## Set problem
Can you write out the whole listing exactly?

---+---

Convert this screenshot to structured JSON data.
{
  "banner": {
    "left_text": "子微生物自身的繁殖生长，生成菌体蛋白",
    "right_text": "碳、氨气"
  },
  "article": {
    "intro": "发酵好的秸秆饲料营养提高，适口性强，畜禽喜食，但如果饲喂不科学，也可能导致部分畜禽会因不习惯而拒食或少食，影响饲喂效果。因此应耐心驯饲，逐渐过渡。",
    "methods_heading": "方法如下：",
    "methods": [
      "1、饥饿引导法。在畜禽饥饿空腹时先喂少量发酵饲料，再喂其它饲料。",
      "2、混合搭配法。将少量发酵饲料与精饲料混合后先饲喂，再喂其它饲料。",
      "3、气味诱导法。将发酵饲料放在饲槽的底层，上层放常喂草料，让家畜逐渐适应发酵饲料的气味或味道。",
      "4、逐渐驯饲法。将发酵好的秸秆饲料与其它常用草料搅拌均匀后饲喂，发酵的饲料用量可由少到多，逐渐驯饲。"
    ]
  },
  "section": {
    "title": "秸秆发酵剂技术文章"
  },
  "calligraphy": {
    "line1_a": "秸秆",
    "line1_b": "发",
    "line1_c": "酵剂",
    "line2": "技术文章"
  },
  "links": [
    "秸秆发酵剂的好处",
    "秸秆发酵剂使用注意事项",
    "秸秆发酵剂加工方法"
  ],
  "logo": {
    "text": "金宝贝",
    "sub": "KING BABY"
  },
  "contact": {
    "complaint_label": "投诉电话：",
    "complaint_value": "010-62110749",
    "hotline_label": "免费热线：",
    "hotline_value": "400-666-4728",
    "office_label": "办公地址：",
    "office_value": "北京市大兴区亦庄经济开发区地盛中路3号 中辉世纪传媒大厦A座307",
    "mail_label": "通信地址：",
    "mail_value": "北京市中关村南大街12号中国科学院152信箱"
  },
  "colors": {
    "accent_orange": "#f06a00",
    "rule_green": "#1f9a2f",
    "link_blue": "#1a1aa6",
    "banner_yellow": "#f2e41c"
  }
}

---+---

## Written response
Convert this screenshot to structured JSON data.
{
  "banner": {
    "left_text": "子微生物自身的繁殖生长，生成菌体蛋白",
    "right_text": "碳、氨气"
  },
  "article": {
    "intro": "发酵好的秸秆饲料营养提高，适口性强，畜禽喜食，但如果饲喂不科学，也可能导致部分畜禽会因不习惯而拒食或少食，影响饲喂效果。因此应耐心驯饲，逐渐过渡。",
    "methods_heading": "方法如下：",
    "methods": [
      "1、饥饿引导法。在畜禽饥饿空腹时先喂少量发酵饲料，再喂其它饲料。",
      "2、混合搭配法。将少量发酵饲料与精饲料混合后先饲喂，再喂其它饲料。",
      "3、气味诱导法。将发酵饲料放在饲槽的底层，上层放常喂草料，让家畜逐渐适应发酵饲料的气味或味道。",
      "4、逐渐驯饲法。将发酵好的秸秆饲料与其它常用草料搅拌均匀后饲喂，发酵的饲料用量可由少到多，逐渐驯饲。"
    ]
  },
  "section": {
    "title": "秸秆发酵剂技术文章"
  },
  "calligraphy": {
    "line1_a": "秸秆",
    "line1_b": "发",
    "line1_c": "酵剂",
    "line2": "技术文章"
  },
  "links": [
    "秸秆发酵剂的好处",
    "秸秆发酵剂使用注意事项",
    "秸秆发酵剂加工方法"
  ],
  "logo": {
    "text": "金宝贝",
    "sub": "KING BABY"
  },
  "contact": {
    "complaint_label": "投诉电话：",
    "complaint_value": "010-62110749",
    "hotline_label": "免费热线：",
    "hotline_value": "400-666-4728",
    "office_label": "办公地址：",
    "office_value": "北京市大兴区亦庄经济开发区地盛中路3号 中辉世纪传媒大厦A座307",
    "mail_label": "通信地址：",
    "mail_value": "北京市中关村南大街12号中国科学院152信箱"
  },
  "colors": {
    "accent_orange": "#f06a00",
    "rule_green": "#1f9a2f",
    "link_blue": "#1a1aa6",
    "banner_yellow": "#f2e41c"
  }
}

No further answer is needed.